▶ [Task objective]: Quote the material word for word, starting at its first line and stopping after the line that contains "177, 207, 194]".
─── Input data ───
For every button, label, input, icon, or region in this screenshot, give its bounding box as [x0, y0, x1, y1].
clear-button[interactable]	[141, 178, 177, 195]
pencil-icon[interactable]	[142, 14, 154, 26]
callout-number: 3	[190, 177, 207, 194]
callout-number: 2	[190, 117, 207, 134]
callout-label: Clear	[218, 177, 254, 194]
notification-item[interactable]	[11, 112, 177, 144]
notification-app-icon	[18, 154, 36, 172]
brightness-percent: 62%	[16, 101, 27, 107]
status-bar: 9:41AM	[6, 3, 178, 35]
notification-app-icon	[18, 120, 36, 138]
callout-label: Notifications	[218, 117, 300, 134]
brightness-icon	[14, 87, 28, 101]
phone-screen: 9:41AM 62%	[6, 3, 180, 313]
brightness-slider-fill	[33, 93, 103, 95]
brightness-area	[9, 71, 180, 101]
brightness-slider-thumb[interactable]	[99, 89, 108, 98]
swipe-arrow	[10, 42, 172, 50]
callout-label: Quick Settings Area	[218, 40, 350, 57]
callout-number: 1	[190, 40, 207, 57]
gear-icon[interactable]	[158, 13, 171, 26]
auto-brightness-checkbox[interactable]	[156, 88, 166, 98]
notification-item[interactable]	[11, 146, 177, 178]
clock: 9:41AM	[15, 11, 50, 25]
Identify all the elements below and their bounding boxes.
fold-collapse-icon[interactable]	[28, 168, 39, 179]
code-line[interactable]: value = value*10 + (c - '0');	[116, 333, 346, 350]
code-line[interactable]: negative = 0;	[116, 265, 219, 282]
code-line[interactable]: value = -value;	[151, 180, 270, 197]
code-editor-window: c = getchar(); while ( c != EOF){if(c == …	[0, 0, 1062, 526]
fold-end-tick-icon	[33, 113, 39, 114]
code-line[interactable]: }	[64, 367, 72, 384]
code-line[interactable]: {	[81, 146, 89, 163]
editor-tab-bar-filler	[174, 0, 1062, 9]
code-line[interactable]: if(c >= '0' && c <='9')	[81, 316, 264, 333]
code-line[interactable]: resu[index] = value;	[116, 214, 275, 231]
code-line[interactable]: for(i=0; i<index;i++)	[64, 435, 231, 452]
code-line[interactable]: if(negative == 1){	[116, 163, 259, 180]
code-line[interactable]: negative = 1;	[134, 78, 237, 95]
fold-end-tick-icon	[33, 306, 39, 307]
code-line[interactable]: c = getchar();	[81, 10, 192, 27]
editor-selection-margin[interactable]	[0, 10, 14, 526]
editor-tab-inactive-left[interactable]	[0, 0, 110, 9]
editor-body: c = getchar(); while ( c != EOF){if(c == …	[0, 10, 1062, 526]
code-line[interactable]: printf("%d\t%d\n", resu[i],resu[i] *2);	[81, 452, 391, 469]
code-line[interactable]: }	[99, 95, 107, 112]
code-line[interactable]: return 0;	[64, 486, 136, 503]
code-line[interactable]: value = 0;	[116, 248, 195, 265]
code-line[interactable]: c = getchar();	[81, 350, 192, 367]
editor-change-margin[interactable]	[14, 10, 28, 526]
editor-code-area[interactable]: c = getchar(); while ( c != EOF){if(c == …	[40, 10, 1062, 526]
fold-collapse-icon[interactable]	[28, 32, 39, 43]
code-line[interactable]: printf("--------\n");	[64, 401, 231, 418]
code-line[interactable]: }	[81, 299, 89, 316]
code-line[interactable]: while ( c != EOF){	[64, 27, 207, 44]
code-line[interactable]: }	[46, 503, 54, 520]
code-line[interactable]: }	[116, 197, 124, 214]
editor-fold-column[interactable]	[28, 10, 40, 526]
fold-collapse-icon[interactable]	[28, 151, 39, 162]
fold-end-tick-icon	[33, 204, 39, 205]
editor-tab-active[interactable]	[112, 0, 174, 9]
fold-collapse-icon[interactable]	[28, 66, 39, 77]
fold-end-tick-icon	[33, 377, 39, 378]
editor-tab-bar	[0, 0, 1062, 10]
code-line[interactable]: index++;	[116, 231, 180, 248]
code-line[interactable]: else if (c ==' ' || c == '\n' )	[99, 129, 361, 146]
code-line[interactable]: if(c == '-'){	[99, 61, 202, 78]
───
▶ [Written solution]:
For every button, label, input, icon, or region in this screenshot, give its bounding box as [x0, y0, x1, y1].
clear-button[interactable]	[141, 178, 177, 195]
pencil-icon[interactable]	[142, 14, 154, 26]
callout-number: 3	[190, 177, 207, 194]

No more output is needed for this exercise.